Collected data:
|---|

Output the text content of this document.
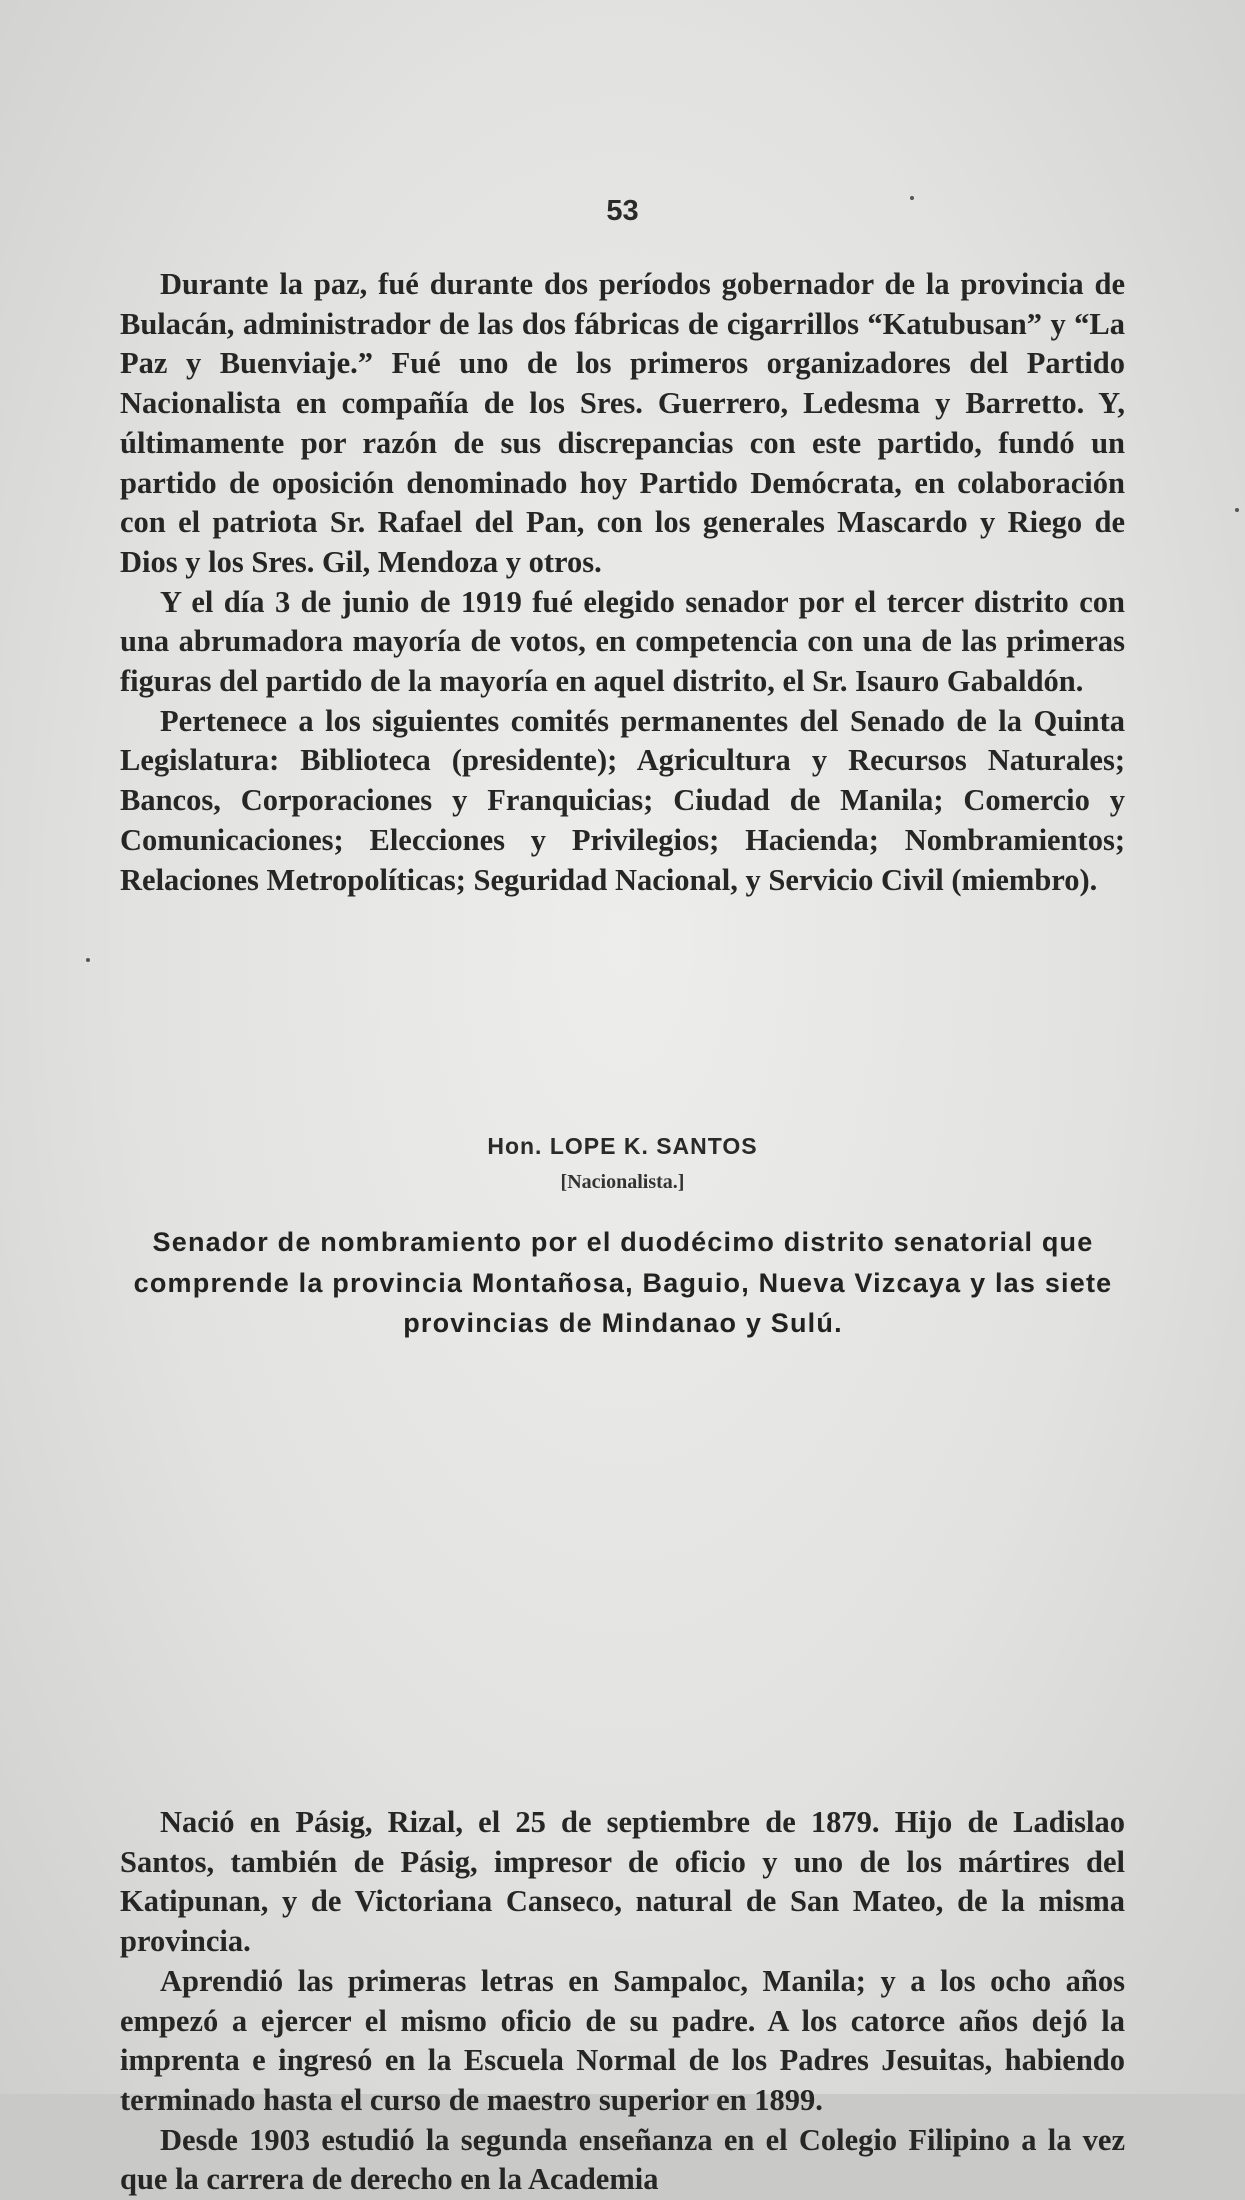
53

Durante la paz, fué durante dos períodos gobernador de la provincia de Bulacán, administrador de las dos fábricas de cigarrillos “Katubusan” y “La Paz y Buenviaje.” Fué uno de los primeros organizadores del Partido Nacionalista en compañía de los Sres. Guerrero, Ledesma y Barretto. Y, últimamente por razón de sus discrepancias con este partido, fundó un partido de oposición denominado hoy Partido Demócrata, en colaboración con el patriota Sr. Rafael del Pan, con los generales Mascardo y Riego de Dios y los Sres. Gil, Mendoza y otros.

Y el día 3 de junio de 1919 fué elegido senador por el tercer distrito con una abrumadora mayoría de votos, en competencia con una de las primeras figuras del partido de la mayoría en aquel distrito, el Sr. Isauro Gabaldón.

Pertenece a los siguientes comités permanentes del Senado de la Quinta Legislatura: Biblioteca (presidente); Agricultura y Recursos Naturales; Bancos, Corporaciones y Franquicias; Ciudad de Manila; Comercio y Comunicaciones; Elecciones y Privilegios; Hacienda; Nombramientos; Relaciones Metropolíticas; Seguridad Nacional, y Servicio Civil (miembro).

Hon. LOPE K. SANTOS
[Nacionalista.]
Senador de nombramiento por el duodécimo distrito senatorial que comprende la provincia Montañosa, Baguio, Nueva Vizcaya y las siete provincias de Mindanao y Sulú.

Nació en Pásig, Rizal, el 25 de septiembre de 1879. Hijo de Ladislao Santos, también de Pásig, impresor de oficio y uno de los mártires del Katipunan, y de Victoriana Canseco, natural de San Mateo, de la misma provincia.

Aprendió las primeras letras en Sampaloc, Manila; y a los ocho años empezó a ejercer el mismo oficio de su padre. A los catorce años dejó la imprenta e ingresó en la Escuela Normal de los Padres Jesuitas, habiendo terminado hasta el curso de maestro superior en 1899.

Desde 1903 estudió la segunda enseñanza en el Colegio Filipino a la vez que la carrera de derecho en la Academia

|---|

Challenge: Extract each line from the listing that holds the word "distrito".

Task output:
Y el día 3 de junio de 1919 fué elegido senador por el tercer distrito con una abrumadora mayoría de votos, en competencia con una de las primeras figuras del partido de la mayoría en aquel distrito, el Sr. Isauro Gabaldón.
Senador de nombramiento por el duodécimo distrito senatorial que comprende la provincia Montañosa, Baguio, Nueva Vizcaya y las siete provincias de Mindanao y Sulú.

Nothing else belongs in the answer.